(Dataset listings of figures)

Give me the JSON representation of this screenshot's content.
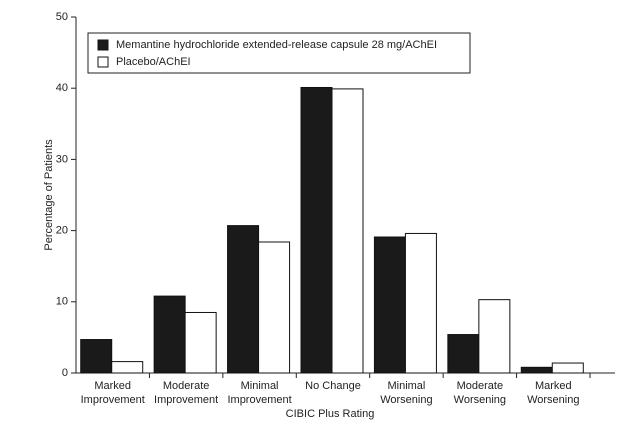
{
  "chart_data": {
    "type": "bar",
    "x_label": "CIBIC Plus Rating",
    "y_label": "Percentage of Patients",
    "categories": [
      [
        "Marked",
        "Improvement"
      ],
      [
        "Moderate",
        "Improvement"
      ],
      [
        "Minimal",
        "Improvement"
      ],
      [
        "No Change"
      ],
      [
        "Minimal",
        "Worsening"
      ],
      [
        "Moderate",
        "Worsening"
      ],
      [
        "Marked",
        "Worsening"
      ]
    ],
    "series": [
      {
        "name": "Memantine hydrochloride extended-release capsule 28 mg/AChEI",
        "color": "#1a1a1a",
        "values": [
          4.7,
          10.8,
          20.7,
          40.1,
          19.1,
          5.4,
          0.8
        ]
      },
      {
        "name": "Placebo/AChEI",
        "color": "#ffffff",
        "values": [
          1.6,
          8.5,
          18.4,
          39.9,
          19.6,
          10.3,
          1.4
        ]
      }
    ],
    "ylim": [
      0,
      50
    ],
    "yticks": [
      0,
      10,
      20,
      30,
      40,
      50
    ],
    "grid": false,
    "legend": "top-left"
  }
}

▶ _Instructions to follow_: Copy out every line in the records where the word "AChEI" is found.

▶ _Exercise answer_:
        "name": "Memantine hydrochloride extended-release capsule 28 mg/AChEI",
        "name": "Placebo/AChEI",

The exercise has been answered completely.